(Given request): Pull out every line from the line containing "Extract the structured" through the end of the material, both ends included, and reproduce it exactly. Keep pictures out.

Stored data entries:
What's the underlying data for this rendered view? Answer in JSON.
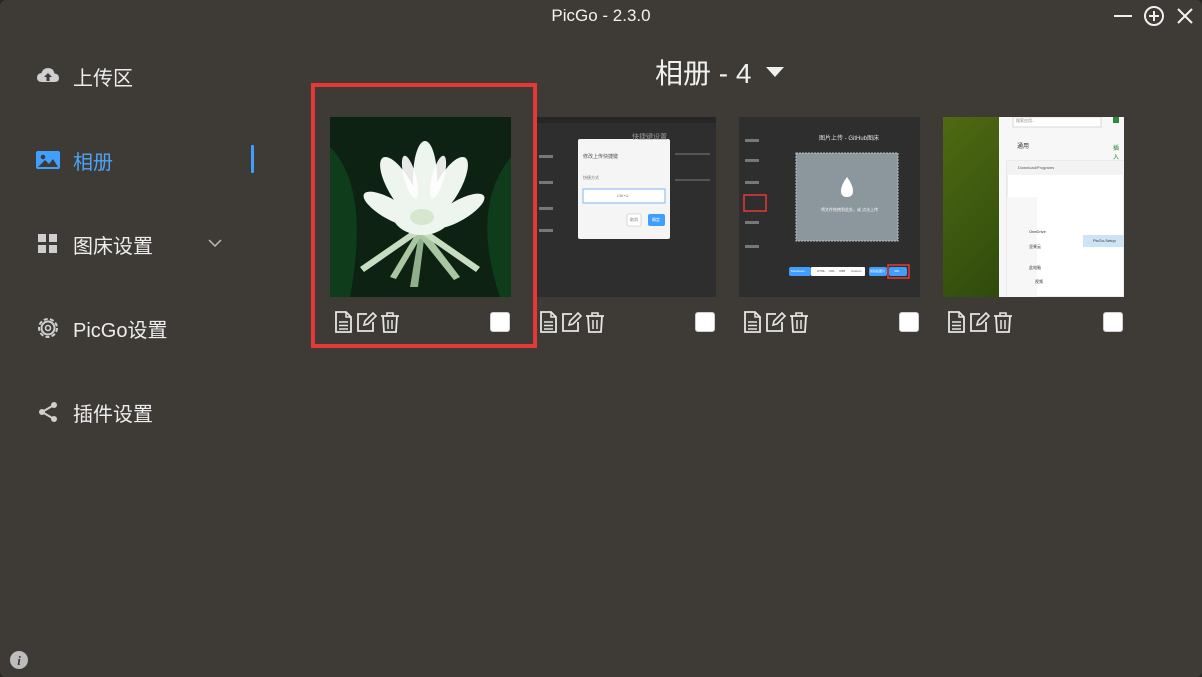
{
  "window": {
    "title": "PicGo - 2.3.0"
  },
  "sidebar": {
    "items": [
      {
        "label": "上传区"
      },
      {
        "label": "相册"
      },
      {
        "label": "图床设置"
      },
      {
        "label": "PicGo设置"
      },
      {
        "label": "插件设置"
      }
    ]
  },
  "gallery": {
    "title": "相册 - 4",
    "thumb2": {
      "dialog_title": "修改上传快捷键",
      "dialog_label": "快捷方式",
      "dialog_value": "Ctrl+U",
      "cancel": "取消",
      "confirm": "确定",
      "page_title": "快捷键设置"
    },
    "thumb3": {
      "heading": "图片上传 - GitHub图床",
      "drop_text": "将文件拖拽到此处，或 点击上传",
      "formats": [
        "Markdown",
        "HTML",
        "URL",
        "UBB",
        "Custom"
      ],
      "btn_clipboard": "剪贴板图片",
      "btn_url": "URL"
    },
    "thumb4": {
      "search": "搜索应用...",
      "general": "通用",
      "install": "插入",
      "path": "Download\\Programs",
      "tree": [
        "OneDrive",
        "坚果云",
        "此电脑",
        "视频"
      ],
      "file": "PicGo-Setup"
    }
  },
  "colors": {
    "accent": "#409eff",
    "window_bg": "#3e3b36",
    "highlight": "#e53935"
  }
}
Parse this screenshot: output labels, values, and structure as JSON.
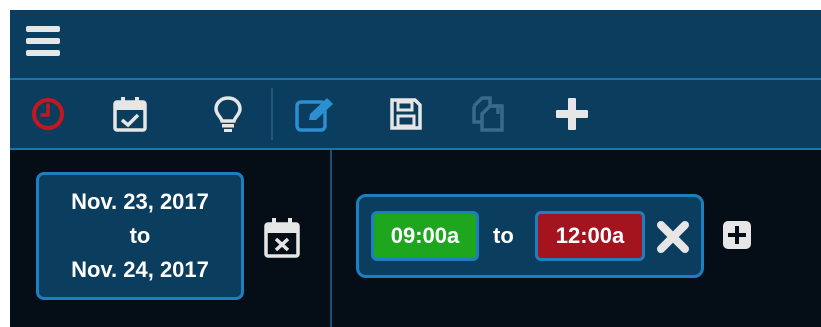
{
  "header": {
    "menu_icon": "hamburger-menu-icon"
  },
  "toolbar": {
    "items": [
      {
        "name": "clock",
        "icon": "clock-icon",
        "color": "#c8161e"
      },
      {
        "name": "calendar-check",
        "icon": "calendar-check-icon",
        "color": "#e6e6e6"
      },
      {
        "name": "lightbulb",
        "icon": "lightbulb-icon",
        "color": "#e6e6e6"
      },
      {
        "name": "edit",
        "icon": "edit-icon",
        "color": "#2b8fd0"
      },
      {
        "name": "save",
        "icon": "save-icon",
        "color": "#e6e6e6"
      },
      {
        "name": "copy",
        "icon": "copy-icon",
        "color": "#3a6a8a"
      },
      {
        "name": "add",
        "icon": "plus-icon",
        "color": "#e6e6e6"
      }
    ]
  },
  "date_range": {
    "start": "Nov. 23, 2017",
    "separator": "to",
    "end": "Nov. 24, 2017"
  },
  "time_range": {
    "start": "09:00a",
    "separator": "to",
    "end": "12:00a",
    "start_color": "#1ea71e",
    "end_color": "#a3141e"
  },
  "colors": {
    "bar_background": "#0a3d5e",
    "accent_border": "#1e7fc0",
    "content_background": "#050d16"
  }
}
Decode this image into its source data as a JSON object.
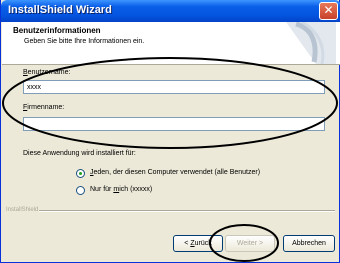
{
  "window": {
    "title": "InstallShield Wizard",
    "close_label": "✕"
  },
  "header": {
    "title": "Benutzerinformationen",
    "subtitle": "Geben Sie bitte Ihre Informationen ein."
  },
  "form": {
    "username_label_accel": "B",
    "username_label_rest": "enutzername:",
    "username_value": "xxxx",
    "company_label_accel": "F",
    "company_label_rest": "irmenname:",
    "company_value": ""
  },
  "install_for": {
    "label": "Diese Anwendung wird installiert für:",
    "options": [
      {
        "pre": "",
        "accel": "J",
        "post": "eden, der diesen Computer verwendet (alle Benutzer)",
        "checked": true
      },
      {
        "pre": "Nur für ",
        "accel": "m",
        "post": "ich (xxxxx)",
        "checked": false
      }
    ]
  },
  "footer": {
    "brand": "InstallShield",
    "back_pre": "< ",
    "back_accel": "Z",
    "back_post": "urück",
    "next_label": "Weiter >",
    "cancel_label": "Abbrechen"
  },
  "colors": {
    "titlebar": "#0454e0",
    "annotation": "#000000"
  }
}
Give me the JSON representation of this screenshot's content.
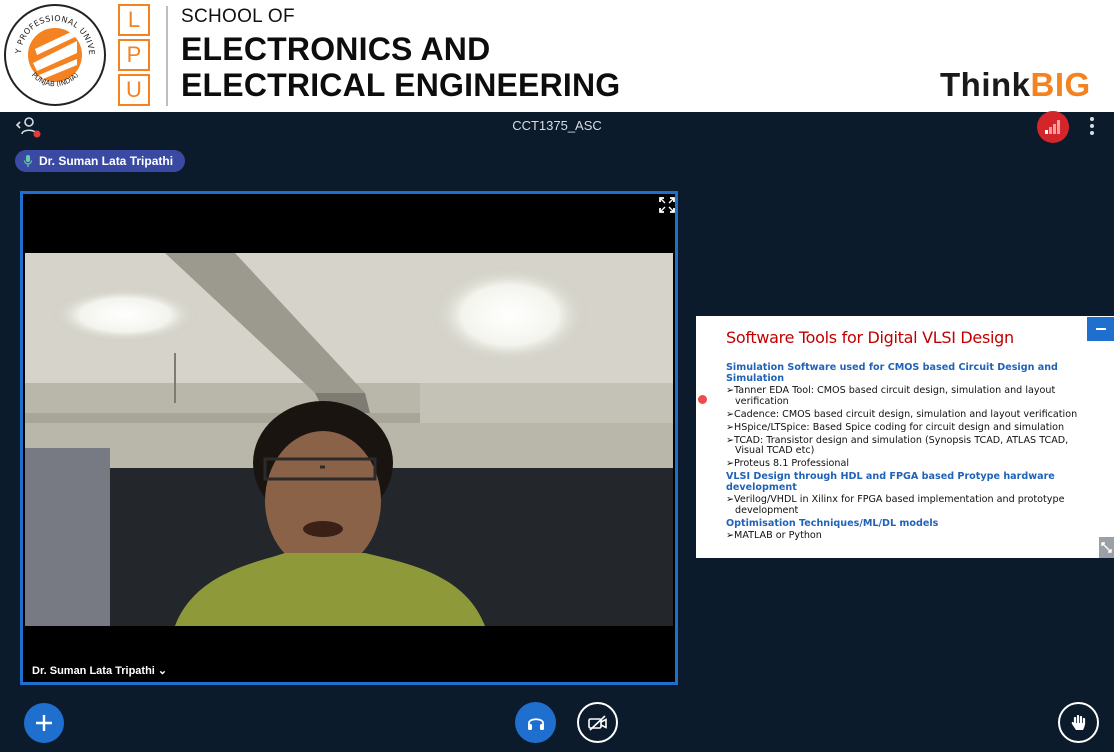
{
  "header": {
    "seal_text_top": "LOVELY PROFESSIONAL UNIVERSITY",
    "seal_text_bottom": "PUNJAB (INDIA)",
    "lpu_letters": [
      "L",
      "P",
      "U"
    ],
    "school_of": "SCHOOL OF",
    "school_line1": "ELECTRONICS AND",
    "school_line2": "ELECTRICAL ENGINEERING",
    "tagline_think": "Think",
    "tagline_big": "BIG"
  },
  "session": {
    "title": "CCT1375_ASC"
  },
  "talking_indicator": {
    "name": "Dr. Suman Lata Tripathi"
  },
  "webcam": {
    "name": "Dr. Suman Lata Tripathi",
    "name_suffix": "⌄"
  },
  "slide": {
    "title": "Software Tools for Digital VLSI Design",
    "sections": [
      {
        "heading": "Simulation Software used for CMOS based Circuit Design and Simulation",
        "items": [
          "➢Tanner EDA Tool: CMOS based circuit design, simulation and layout verification",
          "➢Cadence: CMOS based circuit design, simulation and layout verification",
          "➢HSpice/LTSpice: Based Spice coding for circuit design and simulation",
          "➢TCAD: Transistor design and simulation (Synopsis TCAD, ATLAS TCAD, Visual TCAD etc)",
          "➢Proteus 8.1 Professional"
        ]
      },
      {
        "heading": "VLSI Design through HDL and FPGA based Protype hardware development",
        "items": [
          "➢Verilog/VHDL in Xilinx for FPGA based implementation and prototype development"
        ]
      },
      {
        "heading": "Optimisation Techniques/ML/DL models",
        "items": [
          "➢MATLAB or Python"
        ]
      }
    ]
  },
  "colors": {
    "accent": "#1f6fcf",
    "alert": "#d3262a",
    "brand_orange": "#f58220",
    "background": "#0c1b2c",
    "slide_title": "#c00000",
    "slide_heading": "#1f62b8"
  },
  "icons": {
    "user_menu": "user-back-icon",
    "connection": "signal-bars-icon",
    "more": "vertical-dots-icon",
    "mic": "microphone-icon",
    "expand": "expand-arrows-icon",
    "add": "plus-icon",
    "audio": "headphones-icon",
    "video": "camera-off-icon",
    "hand": "raise-hand-icon"
  }
}
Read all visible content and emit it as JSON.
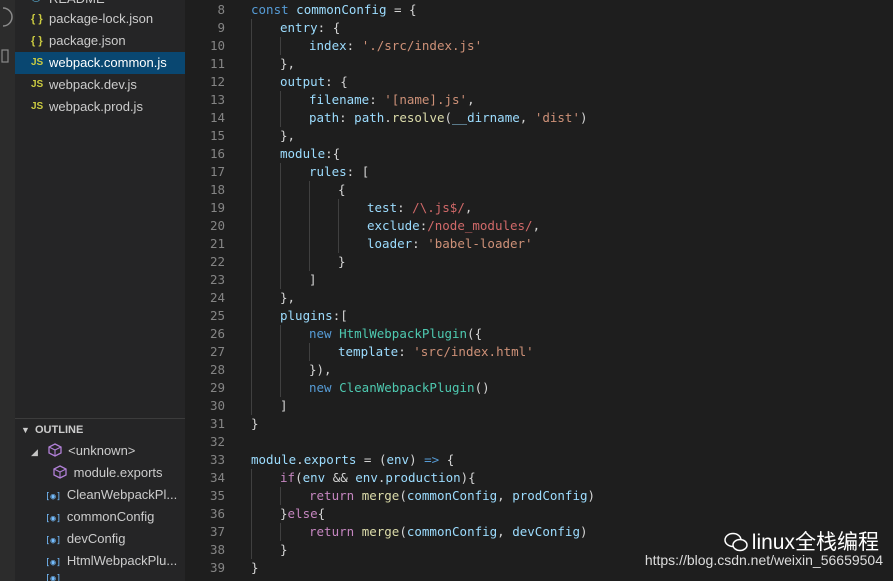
{
  "sidebar": {
    "files": [
      {
        "label": "README",
        "type": "md"
      },
      {
        "label": "package-lock.json",
        "type": "json",
        "icon": "{ }"
      },
      {
        "label": "package.json",
        "type": "json",
        "icon": "{ }"
      },
      {
        "label": "webpack.common.js",
        "type": "js",
        "icon": "JS",
        "active": true
      },
      {
        "label": "webpack.dev.js",
        "type": "js",
        "icon": "JS"
      },
      {
        "label": "webpack.prod.js",
        "type": "js",
        "icon": "JS"
      }
    ],
    "outline": {
      "title": "OUTLINE",
      "items": [
        {
          "label": "<unknown>"
        },
        {
          "label": "module.exports"
        },
        {
          "label": "CleanWebpackPl..."
        },
        {
          "label": "commonConfig"
        },
        {
          "label": "devConfig"
        },
        {
          "label": "HtmlWebpackPlu..."
        }
      ]
    }
  },
  "editor": {
    "line_numbers": [
      "8",
      "9",
      "10",
      "11",
      "12",
      "13",
      "14",
      "15",
      "16",
      "17",
      "18",
      "19",
      "20",
      "21",
      "22",
      "23",
      "24",
      "25",
      "26",
      "27",
      "28",
      "29",
      "30",
      "31",
      "32",
      "33",
      "34",
      "35",
      "36",
      "37",
      "38",
      "39"
    ],
    "tokens": {
      "l8": [
        "const",
        "commonConfig",
        " = {"
      ],
      "l9": [
        "entry",
        ": {"
      ],
      "l10": [
        "index",
        ": ",
        "'./src/index.js'"
      ],
      "l11": [
        "},"
      ],
      "l12": [
        "output",
        ": {"
      ],
      "l13": [
        "filename",
        ": ",
        "'[name].js'",
        ","
      ],
      "l14": [
        "path",
        ": ",
        "path",
        ".",
        "resolve",
        "(",
        "__dirname",
        ", ",
        "'dist'",
        ")"
      ],
      "l15": [
        "},"
      ],
      "l16": [
        "module",
        ":{"
      ],
      "l17": [
        "rules",
        ": ["
      ],
      "l18": [
        "{"
      ],
      "l19": [
        "test",
        ": ",
        "/\\.js$/",
        ","
      ],
      "l20": [
        "exclude",
        ":",
        "/node_modules/",
        ","
      ],
      "l21": [
        "loader",
        ": ",
        "'babel-loader'"
      ],
      "l22": [
        "}"
      ],
      "l23": [
        "]"
      ],
      "l24": [
        "},"
      ],
      "l25": [
        "plugins",
        ":["
      ],
      "l26": [
        "new",
        " ",
        "HtmlWebpackPlugin",
        "({"
      ],
      "l27": [
        "template",
        ": ",
        "'src/index.html'"
      ],
      "l28": [
        "}),"
      ],
      "l29": [
        "new",
        " ",
        "CleanWebpackPlugin",
        "()"
      ],
      "l30": [
        "]"
      ],
      "l31": [
        "}"
      ],
      "l32": [
        ""
      ],
      "l33": [
        "module",
        ".",
        "exports",
        " = (",
        "env",
        ") ",
        "=>",
        " {"
      ],
      "l34": [
        "if",
        "(",
        "env",
        " && ",
        "env",
        ".",
        "production",
        "){"
      ],
      "l35": [
        "return",
        " ",
        "merge",
        "(",
        "commonConfig",
        ", ",
        "prodConfig",
        ")"
      ],
      "l36": [
        "}",
        "else",
        "{"
      ],
      "l37": [
        "return",
        " ",
        "merge",
        "(",
        "commonConfig",
        ", ",
        "devConfig",
        ")"
      ],
      "l38": [
        "}"
      ],
      "l39": [
        "}"
      ]
    }
  },
  "watermark": {
    "title": "linux全栈编程",
    "url": "https://blog.csdn.net/weixin_56659504"
  },
  "colors": {
    "background": "#1e1e1e",
    "sidebar": "#252526",
    "active_file": "#094771",
    "keyword": "#569cd6",
    "property": "#9cdcfe",
    "string": "#ce9178",
    "function": "#dcdcaa",
    "class": "#4ec9b0",
    "regex": "#d16969"
  }
}
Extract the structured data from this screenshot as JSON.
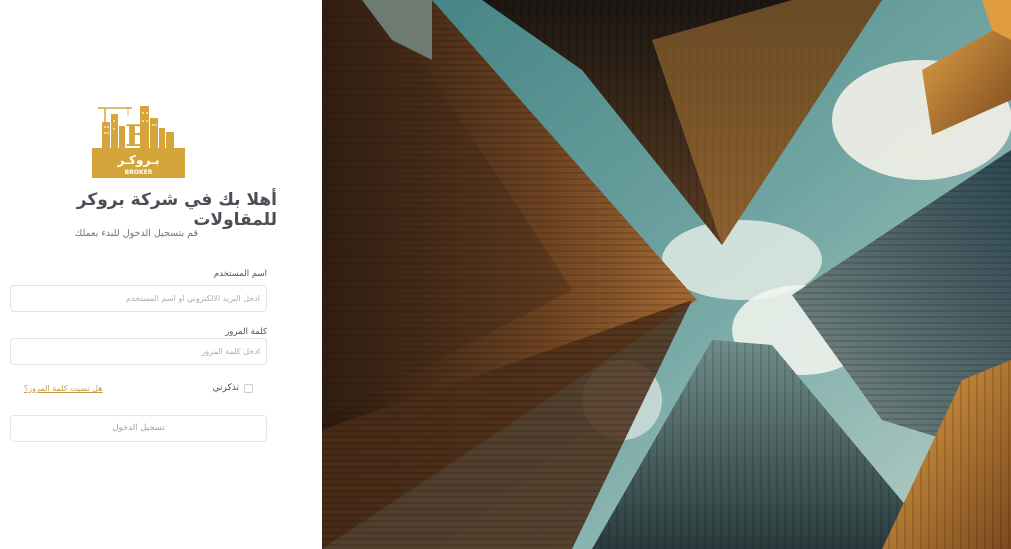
{
  "logo": {
    "arabic_text": "بـروكـر",
    "english_text": "BROKER",
    "color": "#d4a53a"
  },
  "welcome_title": "أهلا بك في شركة بروكر للمقاولات",
  "welcome_subtitle": "قم بتسجيل الدخول للبدء بعملك",
  "form": {
    "username_label": "اسم المستخدم",
    "username_placeholder": "ادخل البريد الالكتروني او اسم المستخدم",
    "username_value": "",
    "password_label": "كلمة المرور",
    "password_placeholder": "ادخل كلمة المرور",
    "password_value": "",
    "remember_label": "تذكرني",
    "remember_checked": false,
    "forgot_label": "هل نسيت كلمة المرور؟",
    "submit_label": "تسجيل الدخول"
  },
  "colors": {
    "accent": "#c49a45",
    "title": "#4a4f57",
    "sky": "#4f8b8a"
  }
}
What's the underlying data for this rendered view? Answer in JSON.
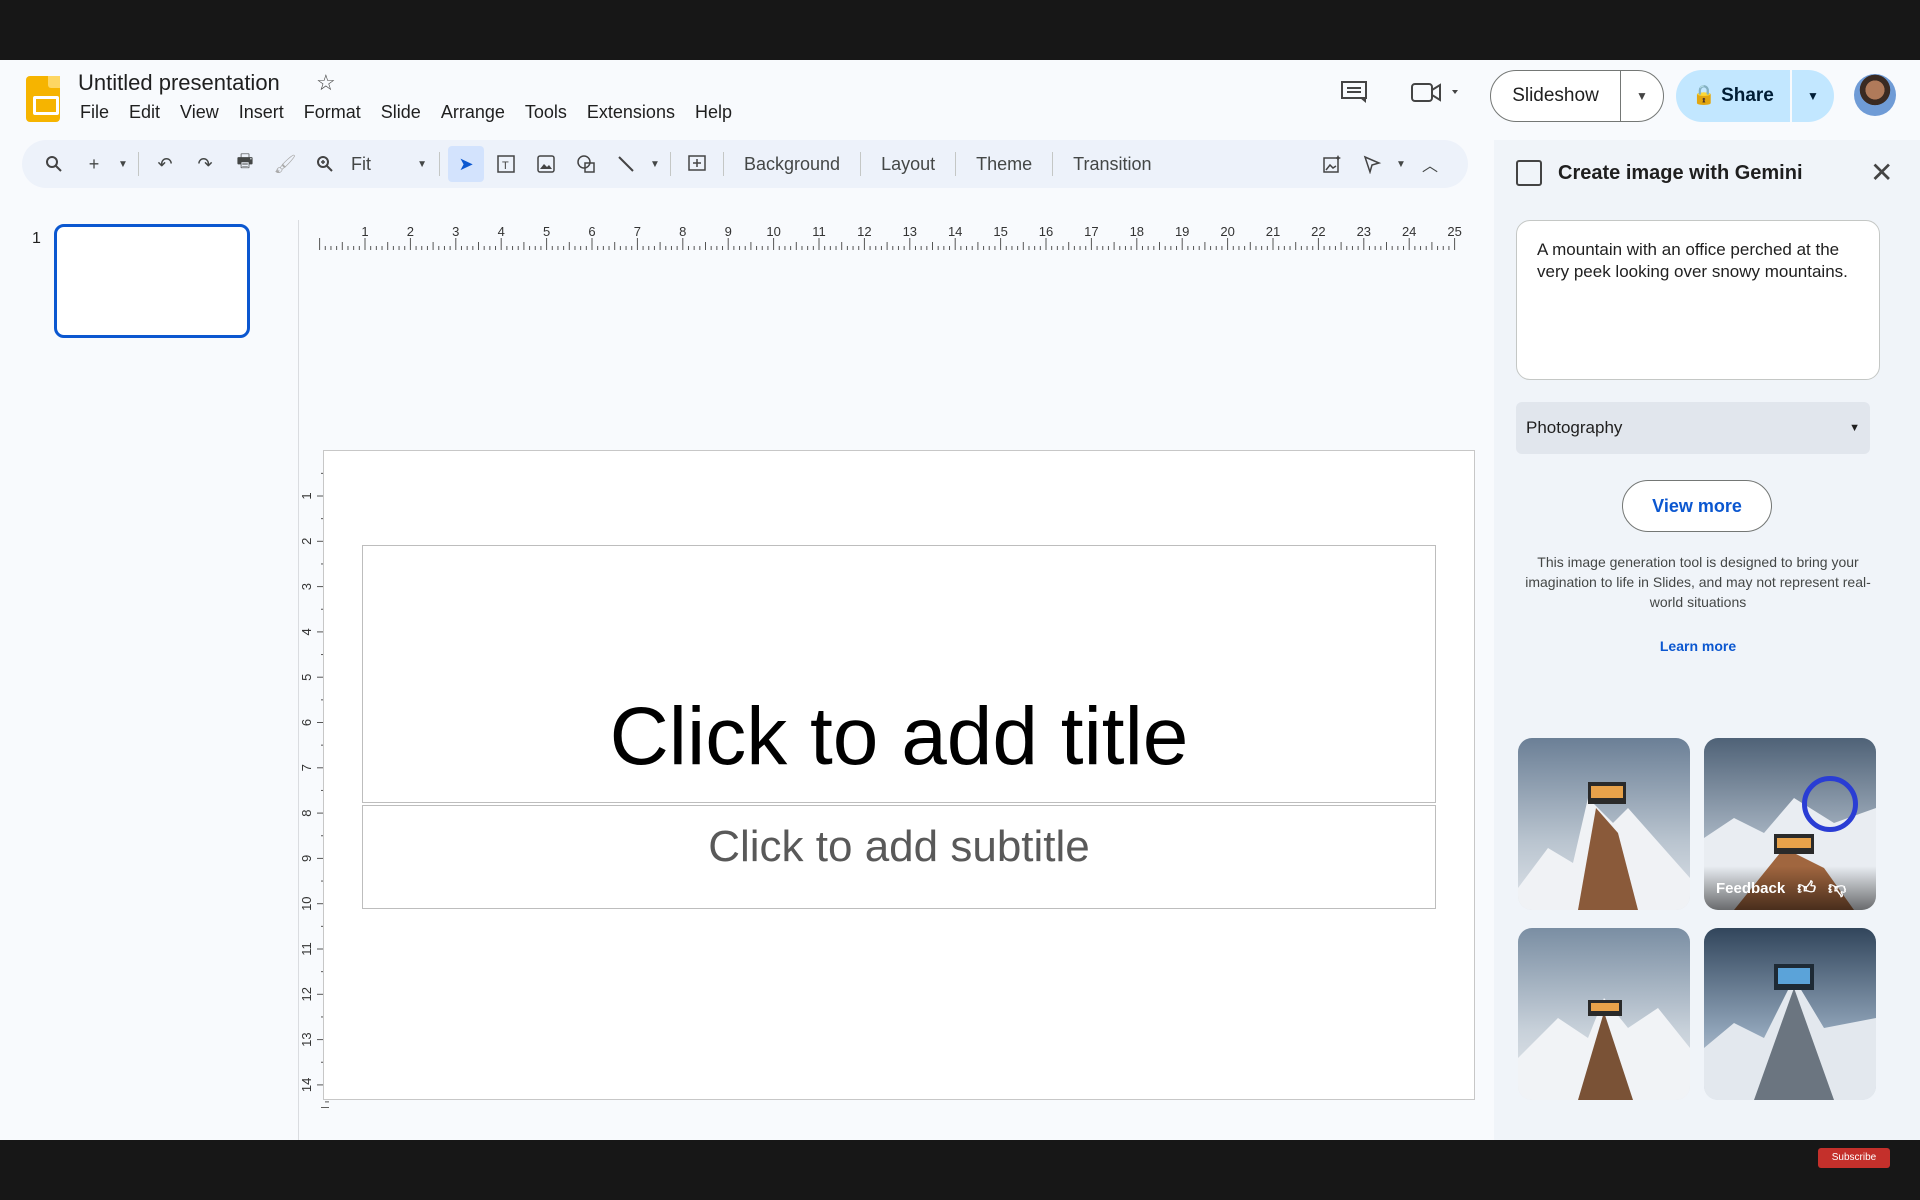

(Full solution):
Extract the structured data from this screenshot as JSON.
{
  "logo": {
    "arabic_text": "بـروكـر",
    "english_text": "BROKER",
    "color": "#d4a53a"
  },
  "welcome_title": "أهلا بك في شركة بروكر للمقاولات",
  "welcome_subtitle": "قم بتسجيل الدخول للبدء بعملك",
  "form": {
    "username_label": "اسم المستخدم",
    "username_placeholder": "ادخل البريد الالكتروني او اسم المستخدم",
    "username_value": "",
    "password_label": "كلمة المرور",
    "password_placeholder": "ادخل كلمة المرور",
    "password_value": "",
    "remember_label": "تذكرني",
    "remember_checked": false,
    "forgot_label": "هل نسيت كلمة المرور؟",
    "submit_label": "تسجيل الدخول"
  },
  "colors": {
    "accent": "#c49a45",
    "title": "#4a4f57",
    "sky": "#4f8b8a"
  }
}
What's the underlying data for this rendered view? Answer in JSON.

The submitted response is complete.